Print each of the entries below word for word, keeping every line unchanged.

Data shown =
━━━━━━━━━━━━━━━━━━━━

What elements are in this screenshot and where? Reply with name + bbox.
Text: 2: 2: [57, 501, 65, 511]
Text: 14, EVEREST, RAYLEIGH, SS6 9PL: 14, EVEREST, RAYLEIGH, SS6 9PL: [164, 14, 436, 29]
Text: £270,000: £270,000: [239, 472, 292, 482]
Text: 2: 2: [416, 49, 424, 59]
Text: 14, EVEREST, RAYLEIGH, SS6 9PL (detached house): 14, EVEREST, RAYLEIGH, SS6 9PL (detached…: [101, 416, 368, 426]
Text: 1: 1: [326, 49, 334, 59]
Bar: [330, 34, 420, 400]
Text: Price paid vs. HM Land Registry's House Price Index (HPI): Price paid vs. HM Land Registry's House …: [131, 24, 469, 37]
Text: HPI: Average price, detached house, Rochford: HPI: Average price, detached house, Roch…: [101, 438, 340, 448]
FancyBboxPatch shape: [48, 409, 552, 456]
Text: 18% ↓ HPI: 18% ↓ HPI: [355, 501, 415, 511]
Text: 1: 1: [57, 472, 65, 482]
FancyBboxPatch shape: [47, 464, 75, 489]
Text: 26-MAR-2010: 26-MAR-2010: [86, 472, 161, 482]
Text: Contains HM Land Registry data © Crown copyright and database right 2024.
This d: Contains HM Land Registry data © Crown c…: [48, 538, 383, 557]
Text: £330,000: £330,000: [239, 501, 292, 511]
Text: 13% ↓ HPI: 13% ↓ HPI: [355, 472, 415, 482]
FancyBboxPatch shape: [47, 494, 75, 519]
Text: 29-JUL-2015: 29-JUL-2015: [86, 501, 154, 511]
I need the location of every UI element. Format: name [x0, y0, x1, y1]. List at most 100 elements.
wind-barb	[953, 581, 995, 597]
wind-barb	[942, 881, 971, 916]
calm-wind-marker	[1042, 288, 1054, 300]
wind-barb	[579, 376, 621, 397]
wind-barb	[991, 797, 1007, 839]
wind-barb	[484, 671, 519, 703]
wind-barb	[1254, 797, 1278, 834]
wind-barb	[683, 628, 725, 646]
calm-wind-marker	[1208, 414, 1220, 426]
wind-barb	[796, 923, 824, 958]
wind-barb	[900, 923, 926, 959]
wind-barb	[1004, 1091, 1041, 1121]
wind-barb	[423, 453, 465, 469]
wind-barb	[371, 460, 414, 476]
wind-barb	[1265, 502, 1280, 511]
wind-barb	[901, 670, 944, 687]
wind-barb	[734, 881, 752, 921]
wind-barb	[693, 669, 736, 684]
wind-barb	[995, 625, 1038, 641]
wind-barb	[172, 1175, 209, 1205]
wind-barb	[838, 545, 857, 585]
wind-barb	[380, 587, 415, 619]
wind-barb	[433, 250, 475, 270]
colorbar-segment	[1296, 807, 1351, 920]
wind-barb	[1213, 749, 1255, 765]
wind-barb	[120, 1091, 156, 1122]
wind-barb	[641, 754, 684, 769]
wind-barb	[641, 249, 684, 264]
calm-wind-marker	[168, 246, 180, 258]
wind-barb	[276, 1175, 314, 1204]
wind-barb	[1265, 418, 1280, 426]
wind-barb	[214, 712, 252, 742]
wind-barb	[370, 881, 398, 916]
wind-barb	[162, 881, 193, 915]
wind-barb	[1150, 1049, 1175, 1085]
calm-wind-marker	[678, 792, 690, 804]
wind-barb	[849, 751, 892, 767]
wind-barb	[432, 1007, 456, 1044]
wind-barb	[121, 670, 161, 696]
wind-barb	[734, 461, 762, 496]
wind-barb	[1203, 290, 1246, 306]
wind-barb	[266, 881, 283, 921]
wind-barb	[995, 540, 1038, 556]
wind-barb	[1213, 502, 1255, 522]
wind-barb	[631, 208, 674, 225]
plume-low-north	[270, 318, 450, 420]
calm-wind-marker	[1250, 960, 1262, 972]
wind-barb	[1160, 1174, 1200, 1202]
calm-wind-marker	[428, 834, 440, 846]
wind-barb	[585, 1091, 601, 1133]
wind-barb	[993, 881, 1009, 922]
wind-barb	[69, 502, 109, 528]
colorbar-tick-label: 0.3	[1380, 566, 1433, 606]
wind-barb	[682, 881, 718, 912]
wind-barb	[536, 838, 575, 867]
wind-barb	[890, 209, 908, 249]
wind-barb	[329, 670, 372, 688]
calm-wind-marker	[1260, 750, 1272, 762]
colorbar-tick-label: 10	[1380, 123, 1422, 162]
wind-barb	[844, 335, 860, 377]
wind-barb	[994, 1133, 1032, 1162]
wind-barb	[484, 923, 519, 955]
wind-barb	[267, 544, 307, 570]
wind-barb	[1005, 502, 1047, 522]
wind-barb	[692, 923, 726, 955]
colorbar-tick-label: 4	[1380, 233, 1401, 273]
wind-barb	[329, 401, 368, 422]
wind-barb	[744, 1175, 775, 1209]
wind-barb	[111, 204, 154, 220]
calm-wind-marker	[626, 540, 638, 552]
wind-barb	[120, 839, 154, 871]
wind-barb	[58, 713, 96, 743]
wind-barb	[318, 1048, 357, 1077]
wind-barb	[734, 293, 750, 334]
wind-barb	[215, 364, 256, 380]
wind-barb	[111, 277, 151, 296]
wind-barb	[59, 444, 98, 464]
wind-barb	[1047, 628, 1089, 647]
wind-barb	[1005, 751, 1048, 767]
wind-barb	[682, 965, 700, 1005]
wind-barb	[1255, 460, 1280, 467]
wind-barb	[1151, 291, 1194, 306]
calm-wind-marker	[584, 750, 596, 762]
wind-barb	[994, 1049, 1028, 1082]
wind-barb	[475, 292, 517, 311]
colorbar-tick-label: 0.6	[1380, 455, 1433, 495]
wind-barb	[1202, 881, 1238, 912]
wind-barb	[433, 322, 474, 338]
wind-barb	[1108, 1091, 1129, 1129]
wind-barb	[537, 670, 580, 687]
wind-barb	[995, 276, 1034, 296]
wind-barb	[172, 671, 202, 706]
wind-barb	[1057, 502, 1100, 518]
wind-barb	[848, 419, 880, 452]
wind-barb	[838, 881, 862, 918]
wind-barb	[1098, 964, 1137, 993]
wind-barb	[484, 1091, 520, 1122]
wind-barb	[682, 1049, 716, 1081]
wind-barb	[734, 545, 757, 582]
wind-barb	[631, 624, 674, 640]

━━━━━━━━━━━━━━━━━━━━

Expected output =
What elements are in this screenshot and where? Reply with name + bbox.
Text: 2: 2: [57, 501, 65, 511]
Text: 14, EVEREST, RAYLEIGH, SS6 9PL: 14, EVEREST, RAYLEIGH, SS6 9PL: [164, 14, 436, 29]
Text: £270,000: £270,000: [239, 472, 292, 482]
Text: 2: 2: [416, 49, 424, 59]
Text: 14, EVEREST, RAYLEIGH, SS6 9PL (detached house): 14, EVEREST, RAYLEIGH, SS6 9PL (detached…: [101, 416, 368, 426]
Text: 1: 1: [326, 49, 334, 59]
Bar: [330, 34, 420, 400]
Text: Price paid vs. HM Land Registry's House Price Index (HPI): Price paid vs. HM Land Registry's House …: [131, 24, 469, 37]
Text: HPI: Average price, detached house, Rochford: HPI: Average price, detached house, Roch…: [101, 438, 340, 448]
FancyBboxPatch shape: [48, 409, 552, 456]
Text: 18% ↓ HPI: 18% ↓ HPI: [355, 501, 415, 511]
Text: 1: 1: [57, 472, 65, 482]
FancyBboxPatch shape: [47, 464, 75, 489]
Text: 26-MAR-2010: 26-MAR-2010: [86, 472, 161, 482]
Text: Contains HM Land Registry data © Crown copyright and database right 2024.
This d: Contains HM Land Registry data © Crown c…: [48, 538, 383, 557]
Text: £330,000: £330,000: [239, 501, 292, 511]
Text: 13% ↓ HPI: 13% ↓ HPI: [355, 472, 415, 482]
FancyBboxPatch shape: [47, 494, 75, 519]
Text: 29-JUL-2015: 29-JUL-2015: [86, 501, 154, 511]
I need the location of every UI element. Format: name [x0, y0, x1, y1]. List at most 100 elements.
wind-barb	[953, 581, 995, 597]
wind-barb	[942, 881, 971, 916]
calm-wind-marker	[1042, 288, 1054, 300]
wind-barb	[579, 376, 621, 397]
wind-barb	[991, 797, 1007, 839]
wind-barb	[484, 671, 519, 703]
wind-barb	[1254, 797, 1278, 834]
wind-barb	[683, 628, 725, 646]
calm-wind-marker	[1208, 414, 1220, 426]
wind-barb	[796, 923, 824, 958]
wind-barb	[900, 923, 926, 959]
wind-barb	[1004, 1091, 1041, 1121]
wind-barb	[423, 453, 465, 469]
wind-barb	[371, 460, 414, 476]
wind-barb	[1265, 502, 1280, 511]
wind-barb	[901, 670, 944, 687]
wind-barb	[734, 881, 752, 921]
wind-barb	[693, 669, 736, 684]
wind-barb	[995, 625, 1038, 641]
wind-barb	[172, 1175, 209, 1205]
wind-barb	[838, 545, 857, 585]
wind-barb	[380, 587, 415, 619]
wind-barb	[433, 250, 475, 270]
colorbar-segment	[1296, 807, 1351, 920]
wind-barb	[1213, 749, 1255, 765]
wind-barb	[120, 1091, 156, 1122]
wind-barb	[641, 754, 684, 769]
wind-barb	[641, 249, 684, 264]
calm-wind-marker	[168, 246, 180, 258]
wind-barb	[276, 1175, 314, 1204]
wind-barb	[1265, 418, 1280, 426]
wind-barb	[214, 712, 252, 742]
wind-barb	[370, 881, 398, 916]
wind-barb	[162, 881, 193, 915]
wind-barb	[1150, 1049, 1175, 1085]
calm-wind-marker	[678, 792, 690, 804]
wind-barb	[849, 751, 892, 767]
wind-barb	[432, 1007, 456, 1044]
wind-barb	[121, 670, 161, 696]
wind-barb	[734, 461, 762, 496]
wind-barb	[1203, 290, 1246, 306]
wind-barb	[266, 881, 283, 921]
wind-barb	[995, 540, 1038, 556]
wind-barb	[1213, 502, 1255, 522]
wind-barb	[631, 208, 674, 225]
plume-low-north	[270, 318, 450, 420]
calm-wind-marker	[1250, 960, 1262, 972]
wind-barb	[1160, 1174, 1200, 1202]
calm-wind-marker	[428, 834, 440, 846]
wind-barb	[585, 1091, 601, 1133]
wind-barb	[993, 881, 1009, 922]
wind-barb	[69, 502, 109, 528]
colorbar-tick-label: 0.3	[1380, 566, 1433, 606]
wind-barb	[682, 881, 718, 912]
wind-barb	[536, 838, 575, 867]
wind-barb	[890, 209, 908, 249]
wind-barb	[329, 670, 372, 688]
calm-wind-marker	[1260, 750, 1272, 762]
colorbar-tick-label: 10	[1380, 123, 1422, 162]
wind-barb	[844, 335, 860, 377]
wind-barb	[994, 1133, 1032, 1162]
wind-barb	[484, 923, 519, 955]
wind-barb	[267, 544, 307, 570]
wind-barb	[1005, 502, 1047, 522]
wind-barb	[692, 923, 726, 955]
colorbar-tick-label: 4	[1380, 233, 1401, 273]
wind-barb	[329, 401, 368, 422]
wind-barb	[744, 1175, 775, 1209]
wind-barb	[111, 204, 154, 220]
calm-wind-marker	[626, 540, 638, 552]
wind-barb	[120, 839, 154, 871]
wind-barb	[58, 713, 96, 743]
wind-barb	[318, 1048, 357, 1077]
wind-barb	[734, 293, 750, 334]
wind-barb	[215, 364, 256, 380]
wind-barb	[111, 277, 151, 296]
wind-barb	[59, 444, 98, 464]
wind-barb	[1047, 628, 1089, 647]
wind-barb	[1005, 751, 1048, 767]
wind-barb	[682, 965, 700, 1005]
wind-barb	[1255, 460, 1280, 467]
wind-barb	[1151, 291, 1194, 306]
calm-wind-marker	[584, 750, 596, 762]
wind-barb	[994, 1049, 1028, 1082]
wind-barb	[475, 292, 517, 311]
colorbar-tick-label: 0.6	[1380, 455, 1433, 495]
wind-barb	[1202, 881, 1238, 912]
wind-barb	[433, 322, 474, 338]
wind-barb	[1108, 1091, 1129, 1129]
wind-barb	[537, 670, 580, 687]
wind-barb	[995, 276, 1034, 296]
wind-barb	[172, 671, 202, 706]
wind-barb	[1057, 502, 1100, 518]
wind-barb	[848, 419, 880, 452]
wind-barb	[838, 881, 862, 918]
wind-barb	[1098, 964, 1137, 993]
wind-barb	[484, 1091, 520, 1122]
wind-barb	[682, 1049, 716, 1081]
wind-barb	[734, 545, 757, 582]
wind-barb	[631, 624, 674, 640]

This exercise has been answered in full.